__Task statement__:
Omit the images, then output each of the records below exactly.

__Dataset rows__:
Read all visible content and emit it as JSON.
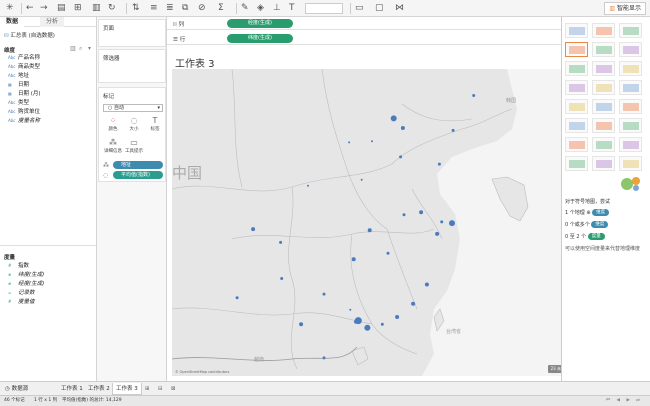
{
  "toolbar": {
    "smart_label": "智能显示"
  },
  "left": {
    "tab_data": "数据",
    "tab_analysis": "分析",
    "datasource": "汇总表 (自选数据)",
    "dimensions_header": "维度",
    "dimensions": [
      {
        "icon": "Abc",
        "label": "产品名称",
        "italic": false
      },
      {
        "icon": "Abc",
        "label": "商品类型",
        "italic": false
      },
      {
        "icon": "Abc",
        "label": "地址",
        "italic": false
      },
      {
        "icon": "▦",
        "label": "日期",
        "italic": false
      },
      {
        "icon": "▦",
        "label": "日期 (月)",
        "italic": false
      },
      {
        "icon": "Abc",
        "label": "类型",
        "italic": false
      },
      {
        "icon": "Abc",
        "label": "购货单位",
        "italic": false
      },
      {
        "icon": "Abc",
        "label": "度量名称",
        "italic": true
      }
    ],
    "measures_header": "度量",
    "measures": [
      {
        "icon": "#",
        "label": "指数",
        "italic": false
      },
      {
        "icon": "⊕",
        "label": "纬度(生成)",
        "italic": true
      },
      {
        "icon": "⊕",
        "label": "经度(生成)",
        "italic": true
      },
      {
        "icon": "=",
        "label": "记录数",
        "italic": true
      },
      {
        "icon": "#",
        "label": "度量值",
        "italic": true
      }
    ]
  },
  "mid": {
    "pages_title": "页面",
    "filters_title": "筛选器",
    "marks_title": "标记",
    "mark_type": "自动",
    "btn_color": "颜色",
    "btn_size": "大小",
    "btn_label": "标签",
    "btn_detail": "详细信息",
    "btn_tooltip": "工具提示",
    "pill_address": "地址",
    "pill_avg": "平均值(指数)"
  },
  "main": {
    "cols_label": "列",
    "rows_label": "行",
    "cols_pill": "经度(生成)",
    "rows_pill": "纬度(生成)",
    "sheet_title": "工作表 3",
    "map_label_china": "中国",
    "map_label_korea": "韩国",
    "map_label_taiwan": "台湾省",
    "map_label_vietnam": "越南",
    "map_credit": "© OpenStreetMap contributors",
    "null_badge": "23 未知",
    "dots": [
      {
        "lon": 116.4,
        "lat": 39.9,
        "r": 3
      },
      {
        "lon": 117.2,
        "lat": 39.1,
        "r": 2
      },
      {
        "lon": 123.4,
        "lat": 41.8,
        "r": 1.5
      },
      {
        "lon": 121.6,
        "lat": 38.9,
        "r": 1.5
      },
      {
        "lon": 126.6,
        "lat": 45.7,
        "r": 1.5
      },
      {
        "lon": 114.5,
        "lat": 38.0,
        "r": 1
      },
      {
        "lon": 112.5,
        "lat": 37.9,
        "r": 1
      },
      {
        "lon": 117.0,
        "lat": 36.7,
        "r": 1.5
      },
      {
        "lon": 120.4,
        "lat": 36.1,
        "r": 1.5
      },
      {
        "lon": 113.6,
        "lat": 34.8,
        "r": 1
      },
      {
        "lon": 108.9,
        "lat": 34.3,
        "r": 1
      },
      {
        "lon": 118.8,
        "lat": 32.1,
        "r": 2
      },
      {
        "lon": 120.6,
        "lat": 31.3,
        "r": 1.5
      },
      {
        "lon": 121.5,
        "lat": 31.2,
        "r": 3
      },
      {
        "lon": 120.2,
        "lat": 30.3,
        "r": 2
      },
      {
        "lon": 117.3,
        "lat": 31.9,
        "r": 1.5
      },
      {
        "lon": 114.3,
        "lat": 30.6,
        "r": 2
      },
      {
        "lon": 112.9,
        "lat": 28.2,
        "r": 2
      },
      {
        "lon": 115.9,
        "lat": 28.7,
        "r": 1.5
      },
      {
        "lon": 106.5,
        "lat": 29.6,
        "r": 1.5
      },
      {
        "lon": 104.1,
        "lat": 30.7,
        "r": 2
      },
      {
        "lon": 119.3,
        "lat": 26.1,
        "r": 2
      },
      {
        "lon": 118.1,
        "lat": 24.5,
        "r": 2
      },
      {
        "lon": 113.3,
        "lat": 23.1,
        "r": 3.5
      },
      {
        "lon": 114.1,
        "lat": 22.5,
        "r": 3
      },
      {
        "lon": 113.1,
        "lat": 23.0,
        "r": 2
      },
      {
        "lon": 110.3,
        "lat": 25.3,
        "r": 1.5
      },
      {
        "lon": 108.3,
        "lat": 22.8,
        "r": 2
      },
      {
        "lon": 110.3,
        "lat": 20.0,
        "r": 1.5
      },
      {
        "lon": 116.7,
        "lat": 23.4,
        "r": 2
      },
      {
        "lon": 115.4,
        "lat": 22.8,
        "r": 1.5
      },
      {
        "lon": 112.6,
        "lat": 24.0,
        "r": 1
      },
      {
        "lon": 102.7,
        "lat": 25.0,
        "r": 1.5
      },
      {
        "lon": 106.6,
        "lat": 26.6,
        "r": 1.5
      }
    ]
  },
  "panel": {
    "hint_title": "对于符号地图，尝试",
    "hint_line1_pre": "1 个地理",
    "hint_line1_tag": "维度",
    "hint_line2_pre": "0 个或多个",
    "hint_line2_tag": "维度",
    "hint_line3_pre": "0 至 2 个",
    "hint_line3_tag": "度量",
    "hint_note": "可以使用空间度量来代替地理维度"
  },
  "tabs": {
    "datasource": "数据源",
    "sheet1": "工作表 1",
    "sheet2": "工作表 2",
    "sheet3": "工作表 3"
  },
  "status": {
    "marks": "46 个标记",
    "rowscols": "1 行 x 1 列",
    "sum": "平均值(指数) 的总计: 14,129"
  },
  "colors": {
    "accent_green": "#2a9d6f",
    "dot": "#4a7bbf",
    "selected_border": "#e8894a"
  }
}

__Result of this task__:
Read all visible content and emit it as JSON.
{
  "toolbar": {
    "smart_label": "智能显示"
  },
  "left": {
    "tab_data": "数据",
    "tab_analysis": "分析",
    "datasource": "汇总表 (自选数据)",
    "dimensions_header": "维度",
    "dimensions": [
      {
        "icon": "Abc",
        "label": "产品名称",
        "italic": false
      },
      {
        "icon": "Abc",
        "label": "商品类型",
        "italic": false
      },
      {
        "icon": "Abc",
        "label": "地址",
        "italic": false
      },
      {
        "icon": "▦",
        "label": "日期",
        "italic": false
      },
      {
        "icon": "▦",
        "label": "日期 (月)",
        "italic": false
      },
      {
        "icon": "Abc",
        "label": "类型",
        "italic": false
      },
      {
        "icon": "Abc",
        "label": "购货单位",
        "italic": false
      },
      {
        "icon": "Abc",
        "label": "度量名称",
        "italic": true
      }
    ],
    "measures_header": "度量",
    "measures": [
      {
        "icon": "#",
        "label": "指数",
        "italic": false
      },
      {
        "icon": "⊕",
        "label": "纬度(生成)",
        "italic": true
      },
      {
        "icon": "⊕",
        "label": "经度(生成)",
        "italic": true
      },
      {
        "icon": "=",
        "label": "记录数",
        "italic": true
      },
      {
        "icon": "#",
        "label": "度量值",
        "italic": true
      }
    ]
  },
  "mid": {
    "pages_title": "页面",
    "filters_title": "筛选器",
    "marks_title": "标记",
    "mark_type": "自动",
    "btn_color": "颜色",
    "btn_size": "大小",
    "btn_label": "标签",
    "btn_detail": "详细信息",
    "btn_tooltip": "工具提示",
    "pill_address": "地址",
    "pill_avg": "平均值(指数)"
  },
  "main": {
    "cols_label": "列",
    "rows_label": "行",
    "cols_pill": "经度(生成)",
    "rows_pill": "纬度(生成)",
    "sheet_title": "工作表 3",
    "map_label_china": "中国",
    "map_label_korea": "韩国",
    "map_label_taiwan": "台湾省",
    "map_label_vietnam": "越南",
    "map_credit": "© OpenStreetMap contributors",
    "null_badge": "23 未知",
    "dots": [
      {
        "lon": 116.4,
        "lat": 39.9,
        "r": 3
      },
      {
        "lon": 117.2,
        "lat": 39.1,
        "r": 2
      },
      {
        "lon": 123.4,
        "lat": 41.8,
        "r": 1.5
      },
      {
        "lon": 121.6,
        "lat": 38.9,
        "r": 1.5
      },
      {
        "lon": 126.6,
        "lat": 45.7,
        "r": 1.5
      },
      {
        "lon": 114.5,
        "lat": 38.0,
        "r": 1
      },
      {
        "lon": 112.5,
        "lat": 37.9,
        "r": 1
      },
      {
        "lon": 117.0,
        "lat": 36.7,
        "r": 1.5
      },
      {
        "lon": 120.4,
        "lat": 36.1,
        "r": 1.5
      },
      {
        "lon": 113.6,
        "lat": 34.8,
        "r": 1
      },
      {
        "lon": 108.9,
        "lat": 34.3,
        "r": 1
      },
      {
        "lon": 118.8,
        "lat": 32.1,
        "r": 2
      },
      {
        "lon": 120.6,
        "lat": 31.3,
        "r": 1.5
      },
      {
        "lon": 121.5,
        "lat": 31.2,
        "r": 3
      },
      {
        "lon": 120.2,
        "lat": 30.3,
        "r": 2
      },
      {
        "lon": 117.3,
        "lat": 31.9,
        "r": 1.5
      },
      {
        "lon": 114.3,
        "lat": 30.6,
        "r": 2
      },
      {
        "lon": 112.9,
        "lat": 28.2,
        "r": 2
      },
      {
        "lon": 115.9,
        "lat": 28.7,
        "r": 1.5
      },
      {
        "lon": 106.5,
        "lat": 29.6,
        "r": 1.5
      },
      {
        "lon": 104.1,
        "lat": 30.7,
        "r": 2
      },
      {
        "lon": 119.3,
        "lat": 26.1,
        "r": 2
      },
      {
        "lon": 118.1,
        "lat": 24.5,
        "r": 2
      },
      {
        "lon": 113.3,
        "lat": 23.1,
        "r": 3.5
      },
      {
        "lon": 114.1,
        "lat": 22.5,
        "r": 3
      },
      {
        "lon": 113.1,
        "lat": 23.0,
        "r": 2
      },
      {
        "lon": 110.3,
        "lat": 25.3,
        "r": 1.5
      },
      {
        "lon": 108.3,
        "lat": 22.8,
        "r": 2
      },
      {
        "lon": 110.3,
        "lat": 20.0,
        "r": 1.5
      },
      {
        "lon": 116.7,
        "lat": 23.4,
        "r": 2
      },
      {
        "lon": 115.4,
        "lat": 22.8,
        "r": 1.5
      },
      {
        "lon": 112.6,
        "lat": 24.0,
        "r": 1
      },
      {
        "lon": 102.7,
        "lat": 25.0,
        "r": 1.5
      },
      {
        "lon": 106.6,
        "lat": 26.6,
        "r": 1.5
      }
    ]
  },
  "panel": {
    "hint_title": "对于符号地图，尝试",
    "hint_line1_pre": "1 个地理",
    "hint_line1_tag": "维度",
    "hint_line2_pre": "0 个或多个",
    "hint_line2_tag": "维度",
    "hint_line3_pre": "0 至 2 个",
    "hint_line3_tag": "度量",
    "hint_note": "可以使用空间度量来代替地理维度"
  },
  "tabs": {
    "datasource": "数据源",
    "sheet1": "工作表 1",
    "sheet2": "工作表 2",
    "sheet3": "工作表 3"
  },
  "status": {
    "marks": "46 个标记",
    "rowscols": "1 行 x 1 列",
    "sum": "平均值(指数) 的总计: 14,129"
  },
  "colors": {
    "accent_green": "#2a9d6f",
    "dot": "#4a7bbf",
    "selected_border": "#e8894a"
  }
}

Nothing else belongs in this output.